-- start of Material for the task --

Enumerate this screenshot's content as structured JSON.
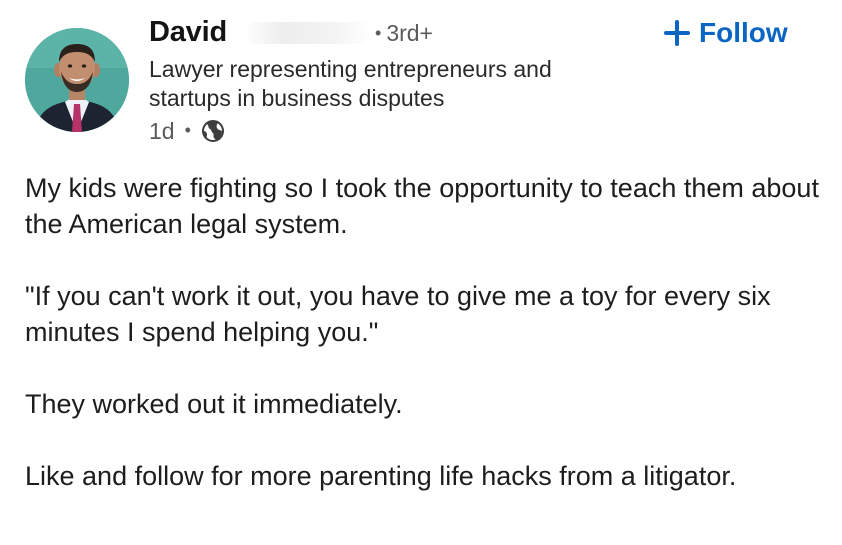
{
  "post": {
    "author": {
      "name": "David",
      "connection_degree": "3rd+",
      "headline": "Lawyer representing entrepreneurs and startups in business disputes",
      "headline_lines": [
        "Lawyer representing entrepreneurs and",
        "startups in business disputes"
      ],
      "time_ago": "1d",
      "separator": "•",
      "visibility_icon": "globe-icon"
    },
    "follow_button": {
      "label": "Follow",
      "icon": "plus-icon",
      "color": "#0a66c2"
    },
    "body": {
      "paragraph_1": "My kids were fighting so I took the opportunity to teach them about the American legal system.",
      "paragraph_2": "\"If you can't work it out, you have to give me a toy for every six minutes I spend helping you.\"",
      "paragraph_3": "They worked out it immediately.",
      "paragraph_4": "Like and follow for more parenting life hacks from a litigator."
    }
  }
}
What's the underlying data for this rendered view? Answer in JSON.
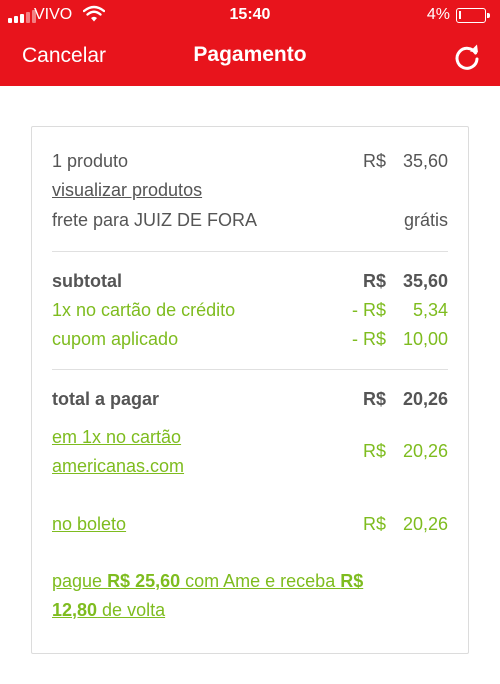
{
  "status_bar": {
    "carrier": "VIVO",
    "time": "15:40",
    "battery": "4%",
    "battery_level": 0.04
  },
  "header": {
    "cancel_label": "Cancelar",
    "title": "Pagamento",
    "refresh_icon": "refresh-icon",
    "background_color": "#e8141c"
  },
  "summary": {
    "items": {
      "label": "1 produto",
      "currency": "R$",
      "amount": "35,60"
    },
    "view_products_label": "visualizar produtos",
    "shipping": {
      "label": "frete para JUIZ DE FORA",
      "value": "grátis"
    },
    "subtotal": {
      "label": "subtotal",
      "currency": "R$",
      "amount": "35,60"
    },
    "card_discount": {
      "label": "1x no cartão de crédito",
      "currency": "- R$",
      "amount": "5,34"
    },
    "coupon": {
      "label": "cupom aplicado",
      "currency": "- R$",
      "amount": "10,00"
    },
    "total": {
      "label": "total a pagar",
      "currency": "R$",
      "amount": "20,26"
    },
    "card_option": {
      "line1": "em 1x no cartão",
      "line2": "americanas.com",
      "currency": "R$",
      "amount": "20,26"
    },
    "boleto_option": {
      "label": "no boleto",
      "currency": "R$",
      "amount": "20,26"
    },
    "ame_promo": {
      "text1": "pague ",
      "pay_amount": "R$ 25,60",
      "text2": " com Ame e receba ",
      "cashback_currency": "R$",
      "cashback_amount": "12,80",
      "text3": " de volta"
    }
  },
  "colors": {
    "accent_red": "#e8141c",
    "discount_green": "#7ebc1f",
    "text_gray": "#555555"
  }
}
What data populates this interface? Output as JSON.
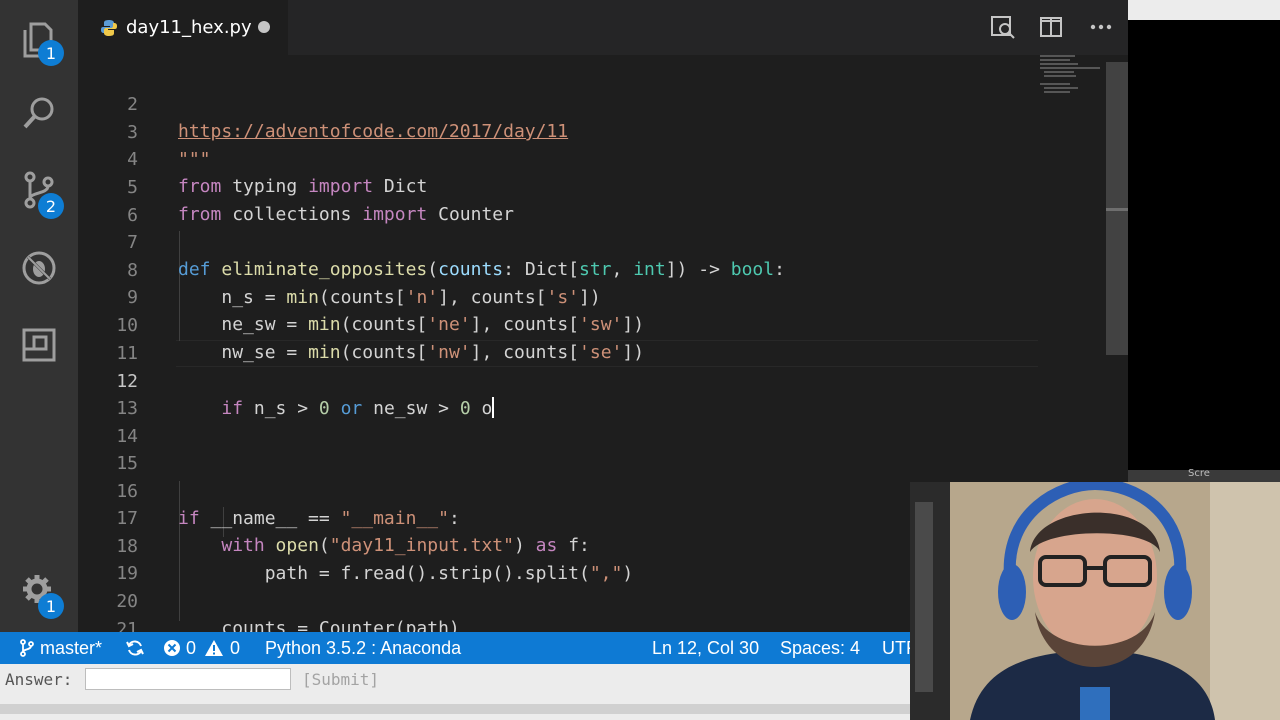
{
  "activity_bar": {
    "explorer_badge": "1",
    "scm_badge": "2",
    "settings_badge": "1"
  },
  "tab": {
    "title": "day11_hex.py"
  },
  "editor": {
    "lines": [
      {
        "n": "2"
      },
      {
        "n": "3"
      },
      {
        "n": "4"
      },
      {
        "n": "5"
      },
      {
        "n": "6"
      },
      {
        "n": "7"
      },
      {
        "n": "8"
      },
      {
        "n": "9"
      },
      {
        "n": "10"
      },
      {
        "n": "11"
      },
      {
        "n": "12"
      },
      {
        "n": "13"
      },
      {
        "n": "14"
      },
      {
        "n": "15"
      },
      {
        "n": "16"
      },
      {
        "n": "17"
      },
      {
        "n": "18"
      },
      {
        "n": "19"
      },
      {
        "n": "20"
      },
      {
        "n": "21"
      }
    ],
    "code": {
      "l2_url": "https://adventofcode.com/2017/day/11",
      "l3": "\"\"\"",
      "l4_a": "from",
      "l4_b": " typing ",
      "l4_c": "import",
      "l4_d": " Dict",
      "l5_a": "from",
      "l5_b": " collections ",
      "l5_c": "import",
      "l5_d": " Counter",
      "l7_def": "def",
      "l7_fn": "eliminate_opposites",
      "l7_p1": "(",
      "l7_param": "counts",
      "l7_p2": ": Dict[",
      "l7_str": "str",
      "l7_comma": ", ",
      "l7_int": "int",
      "l7_p3": "]) -> ",
      "l7_bool": "bool",
      "l7_colon": ":",
      "l8_a": "n_s = ",
      "l8_fn": "min",
      "l8_b": "(counts[",
      "l8_s1": "'n'",
      "l8_c": "], counts[",
      "l8_s2": "'s'",
      "l8_d": "])",
      "l9_a": "ne_sw = ",
      "l9_fn": "min",
      "l9_b": "(counts[",
      "l9_s1": "'ne'",
      "l9_c": "], counts[",
      "l9_s2": "'sw'",
      "l9_d": "])",
      "l10_a": "nw_se = ",
      "l10_fn": "min",
      "l10_b": "(counts[",
      "l10_s1": "'nw'",
      "l10_c": "], counts[",
      "l10_s2": "'se'",
      "l10_d": "])",
      "l12_if": "if",
      "l12_a": " n_s > ",
      "l12_n1": "0",
      "l12_or": " or",
      "l12_b": " ne_sw > ",
      "l12_n2": "0",
      "l12_c": " o",
      "l16_if": "if",
      "l16_a": " __name__ == ",
      "l16_s": "\"__main__\"",
      "l16_b": ":",
      "l17_with": "with",
      "l17_fn": " open",
      "l17_a": "(",
      "l17_s": "\"day11_input.txt\"",
      "l17_b": ") ",
      "l17_as": "as",
      "l17_c": " f:",
      "l18_a": "path = f.read().strip().split(",
      "l18_s": "\",\"",
      "l18_b": ")",
      "l20_a": "counts = Counter(path)"
    }
  },
  "status_bar": {
    "branch": "master*",
    "errors": "0",
    "warnings": "0",
    "interpreter": "Python 3.5.2 : Anaconda",
    "position": "Ln 12, Col 30",
    "spaces": "Spaces: 4",
    "encoding": "UTF"
  },
  "answer_bar": {
    "label": "Answer:",
    "submit": "[Submit]"
  },
  "right_panel": {
    "label": "Scre"
  },
  "colors": {
    "status_bar": "#0e7ad4",
    "keyword": "#c586c0",
    "function": "#dcdcaa",
    "string": "#ce9178",
    "badge": "#0e7dd4"
  }
}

-- end of Material for the task --

> [Brief]: Without the pictures, print the whole listing exactly as given.

> [Task output]:
Enumerate this screenshot's content as structured JSON.
{
  "post": {
    "author": {
      "name": "David",
      "connection_degree": "3rd+",
      "headline": "Lawyer representing entrepreneurs and startups in business disputes",
      "headline_lines": [
        "Lawyer representing entrepreneurs and",
        "startups in business disputes"
      ],
      "time_ago": "1d",
      "separator": "•",
      "visibility_icon": "globe-icon"
    },
    "follow_button": {
      "label": "Follow",
      "icon": "plus-icon",
      "color": "#0a66c2"
    },
    "body": {
      "paragraph_1": "My kids were fighting so I took the opportunity to teach them about the American legal system.",
      "paragraph_2": "\"If you can't work it out, you have to give me a toy for every six minutes I spend helping you.\"",
      "paragraph_3": "They worked out it immediately.",
      "paragraph_4": "Like and follow for more parenting life hacks from a litigator."
    }
  }
}
What's the underlying data for this rendered view? Answer in JSON.
{
  "status_bar": {
    "carrier": "VIVO",
    "time": "15:40",
    "battery": "4%",
    "battery_level": 0.04
  },
  "header": {
    "cancel_label": "Cancelar",
    "title": "Pagamento",
    "refresh_icon": "refresh-icon",
    "background_color": "#e8141c"
  },
  "summary": {
    "items": {
      "label": "1 produto",
      "currency": "R$",
      "amount": "35,60"
    },
    "view_products_label": "visualizar produtos",
    "shipping": {
      "label": "frete para JUIZ DE FORA",
      "value": "grátis"
    },
    "subtotal": {
      "label": "subtotal",
      "currency": "R$",
      "amount": "35,60"
    },
    "card_discount": {
      "label": "1x no cartão de crédito",
      "currency": "- R$",
      "amount": "5,34"
    },
    "coupon": {
      "label": "cupom aplicado",
      "currency": "- R$",
      "amount": "10,00"
    },
    "total": {
      "label": "total a pagar",
      "currency": "R$",
      "amount": "20,26"
    },
    "card_option": {
      "line1": "em 1x no cartão",
      "line2": "americanas.com",
      "currency": "R$",
      "amount": "20,26"
    },
    "boleto_option": {
      "label": "no boleto",
      "currency": "R$",
      "amount": "20,26"
    },
    "ame_promo": {
      "text1": "pague ",
      "pay_amount": "R$ 25,60",
      "text2": " com Ame e receba ",
      "cashback_currency": "R$",
      "cashback_amount": "12,80",
      "text3": " de volta"
    }
  },
  "colors": {
    "accent_red": "#e8141c",
    "discount_green": "#7ebc1f",
    "text_gray": "#555555"
  }
}
What data populates this interface? Output as JSON.
{
  "activity_bar": {
    "explorer_badge": "1",
    "scm_badge": "2",
    "settings_badge": "1"
  },
  "tab": {
    "title": "day11_hex.py"
  },
  "editor": {
    "lines": [
      {
        "n": "2"
      },
      {
        "n": "3"
      },
      {
        "n": "4"
      },
      {
        "n": "5"
      },
      {
        "n": "6"
      },
      {
        "n": "7"
      },
      {
        "n": "8"
      },
      {
        "n": "9"
      },
      {
        "n": "10"
      },
      {
        "n": "11"
      },
      {
        "n": "12"
      },
      {
        "n": "13"
      },
      {
        "n": "14"
      },
      {
        "n": "15"
      },
      {
        "n": "16"
      },
      {
        "n": "17"
      },
      {
        "n": "18"
      },
      {
        "n": "19"
      },
      {
        "n": "20"
      },
      {
        "n": "21"
      }
    ],
    "code": {
      "l2_url": "https://adventofcode.com/2017/day/11",
      "l3": "\"\"\"",
      "l4_a": "from",
      "l4_b": " typing ",
      "l4_c": "import",
      "l4_d": " Dict",
      "l5_a": "from",
      "l5_b": " collections ",
      "l5_c": "import",
      "l5_d": " Counter",
      "l7_def": "def",
      "l7_fn": "eliminate_opposites",
      "l7_p1": "(",
      "l7_param": "counts",
      "l7_p2": ": Dict[",
      "l7_str": "str",
      "l7_comma": ", ",
      "l7_int": "int",
      "l7_p3": "]) -> ",
      "l7_bool": "bool",
      "l7_colon": ":",
      "l8_a": "n_s = ",
      "l8_fn": "min",
      "l8_b": "(counts[",
      "l8_s1": "'n'",
      "l8_c": "], counts[",
      "l8_s2": "'s'",
      "l8_d": "])",
      "l9_a": "ne_sw = ",
      "l9_fn": "min",
      "l9_b": "(counts[",
      "l9_s1": "'ne'",
      "l9_c": "], counts[",
      "l9_s2": "'sw'",
      "l9_d": "])",
      "l10_a": "nw_se = ",
      "l10_fn": "min",
      "l10_b": "(counts[",
      "l10_s1": "'nw'",
      "l10_c": "], counts[",
      "l10_s2": "'se'",
      "l10_d": "])",
      "l12_if": "if",
      "l12_a": " n_s > ",
      "l12_n1": "0",
      "l12_or": " or",
      "l12_b": " ne_sw > ",
      "l12_n2": "0",
      "l12_c": " o",
      "l16_if": "if",
      "l16_a": " __name__ == ",
      "l16_s": "\"__main__\"",
      "l16_b": ":",
      "l17_with": "with",
      "l17_fn": " open",
      "l17_a": "(",
      "l17_s": "\"day11_input.txt\"",
      "l17_b": ") ",
      "l17_as": "as",
      "l17_c": " f:",
      "l18_a": "path = f.read().strip().split(",
      "l18_s": "\",\"",
      "l18_b": ")",
      "l20_a": "counts = Counter(path)"
    }
  },
  "status_bar": {
    "branch": "master*",
    "errors": "0",
    "warnings": "0",
    "interpreter": "Python 3.5.2 : Anaconda",
    "position": "Ln 12, Col 30",
    "spaces": "Spaces: 4",
    "encoding": "UTF"
  },
  "answer_bar": {
    "label": "Answer:",
    "submit": "[Submit]"
  },
  "right_panel": {
    "label": "Scre"
  },
  "colors": {
    "status_bar": "#0e7ad4",
    "keyword": "#c586c0",
    "function": "#dcdcaa",
    "string": "#ce9178",
    "badge": "#0e7dd4"
  }
}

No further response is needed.